▶ [Exercise description]:
Repeat the rows exactly, from the start of the rows through the row containing "data-point [555,539,568,551]", with both ends included.

▶ [Stored data]:
>>>>
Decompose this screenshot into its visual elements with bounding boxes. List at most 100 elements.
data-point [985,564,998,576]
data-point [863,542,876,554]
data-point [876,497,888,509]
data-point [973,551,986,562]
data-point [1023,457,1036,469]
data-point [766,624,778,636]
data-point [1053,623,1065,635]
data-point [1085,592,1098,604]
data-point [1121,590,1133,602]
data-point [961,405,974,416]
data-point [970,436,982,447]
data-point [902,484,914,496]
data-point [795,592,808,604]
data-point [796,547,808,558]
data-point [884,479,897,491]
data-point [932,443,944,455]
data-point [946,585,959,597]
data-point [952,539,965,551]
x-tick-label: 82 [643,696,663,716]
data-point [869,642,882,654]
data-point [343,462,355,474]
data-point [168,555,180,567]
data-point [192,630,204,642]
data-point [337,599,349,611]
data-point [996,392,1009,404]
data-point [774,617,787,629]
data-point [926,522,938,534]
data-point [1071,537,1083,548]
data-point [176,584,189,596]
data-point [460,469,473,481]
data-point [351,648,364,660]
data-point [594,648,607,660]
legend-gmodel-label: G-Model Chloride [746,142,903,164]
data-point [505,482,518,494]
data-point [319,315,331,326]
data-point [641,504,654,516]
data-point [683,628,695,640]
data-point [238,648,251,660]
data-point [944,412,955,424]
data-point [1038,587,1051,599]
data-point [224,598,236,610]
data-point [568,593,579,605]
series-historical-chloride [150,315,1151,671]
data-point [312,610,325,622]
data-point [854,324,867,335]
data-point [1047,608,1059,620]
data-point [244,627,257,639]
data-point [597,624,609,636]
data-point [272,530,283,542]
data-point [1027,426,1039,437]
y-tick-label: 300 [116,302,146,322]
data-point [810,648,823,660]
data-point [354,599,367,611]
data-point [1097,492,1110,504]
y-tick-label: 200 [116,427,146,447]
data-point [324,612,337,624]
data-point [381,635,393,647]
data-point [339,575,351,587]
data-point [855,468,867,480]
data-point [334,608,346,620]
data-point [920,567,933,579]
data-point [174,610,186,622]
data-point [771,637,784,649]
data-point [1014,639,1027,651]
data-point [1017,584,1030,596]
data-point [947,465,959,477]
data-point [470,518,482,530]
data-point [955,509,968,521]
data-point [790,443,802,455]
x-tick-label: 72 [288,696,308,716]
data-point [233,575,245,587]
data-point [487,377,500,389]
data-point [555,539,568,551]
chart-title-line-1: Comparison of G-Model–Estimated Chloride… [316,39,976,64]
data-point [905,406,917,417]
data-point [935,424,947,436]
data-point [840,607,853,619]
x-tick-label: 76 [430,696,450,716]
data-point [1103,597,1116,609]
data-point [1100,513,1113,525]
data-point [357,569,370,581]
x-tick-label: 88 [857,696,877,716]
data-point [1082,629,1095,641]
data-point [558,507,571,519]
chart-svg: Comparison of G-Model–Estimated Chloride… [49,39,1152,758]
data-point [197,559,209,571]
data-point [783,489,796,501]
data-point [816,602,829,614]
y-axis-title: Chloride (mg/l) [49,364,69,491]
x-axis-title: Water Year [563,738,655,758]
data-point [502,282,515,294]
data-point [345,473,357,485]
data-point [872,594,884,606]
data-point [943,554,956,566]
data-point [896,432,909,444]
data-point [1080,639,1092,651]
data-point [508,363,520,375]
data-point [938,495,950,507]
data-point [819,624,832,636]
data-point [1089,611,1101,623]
<<<<
▶ [Result of the task]:
Decompose this screenshot into its visual elements with bounding boxes. List at most 100 elements.
data-point [985,564,998,576]
data-point [863,542,876,554]
data-point [876,497,888,509]
data-point [973,551,986,562]
data-point [1023,457,1036,469]
data-point [766,624,778,636]
data-point [1053,623,1065,635]
data-point [1085,592,1098,604]
data-point [1121,590,1133,602]
data-point [961,405,974,416]
data-point [970,436,982,447]
data-point [902,484,914,496]
data-point [795,592,808,604]
data-point [796,547,808,558]
data-point [884,479,897,491]
data-point [932,443,944,455]
data-point [946,585,959,597]
data-point [952,539,965,551]
x-tick-label: 82 [643,696,663,716]
data-point [869,642,882,654]
data-point [343,462,355,474]
data-point [168,555,180,567]
data-point [192,630,204,642]
data-point [337,599,349,611]
data-point [996,392,1009,404]
data-point [774,617,787,629]
data-point [926,522,938,534]
data-point [1071,537,1083,548]
data-point [176,584,189,596]
data-point [460,469,473,481]
data-point [351,648,364,660]
data-point [594,648,607,660]
legend-gmodel-label: G-Model Chloride [746,142,903,164]
data-point [505,482,518,494]
data-point [319,315,331,326]
data-point [641,504,654,516]
data-point [683,628,695,640]
data-point [238,648,251,660]
data-point [944,412,955,424]
data-point [1038,587,1051,599]
data-point [224,598,236,610]
data-point [568,593,579,605]
series-historical-chloride [150,315,1151,671]
data-point [312,610,325,622]
data-point [854,324,867,335]
data-point [1047,608,1059,620]
data-point [244,627,257,639]
data-point [597,624,609,636]
data-point [272,530,283,542]
data-point [1027,426,1039,437]
y-tick-label: 300 [116,302,146,322]
data-point [810,648,823,660]
data-point [354,599,367,611]
data-point [1097,492,1110,504]
y-tick-label: 200 [116,427,146,447]
data-point [324,612,337,624]
data-point [381,635,393,647]
data-point [339,575,351,587]
data-point [855,468,867,480]
data-point [334,608,346,620]
data-point [920,567,933,579]
data-point [174,610,186,622]
data-point [771,637,784,649]
data-point [1014,639,1027,651]
data-point [1017,584,1030,596]
data-point [947,465,959,477]
data-point [470,518,482,530]
data-point [955,509,968,521]
data-point [790,443,802,455]
x-tick-label: 72 [288,696,308,716]
data-point [233,575,245,587]
data-point [487,377,500,389]
data-point [555,539,568,551]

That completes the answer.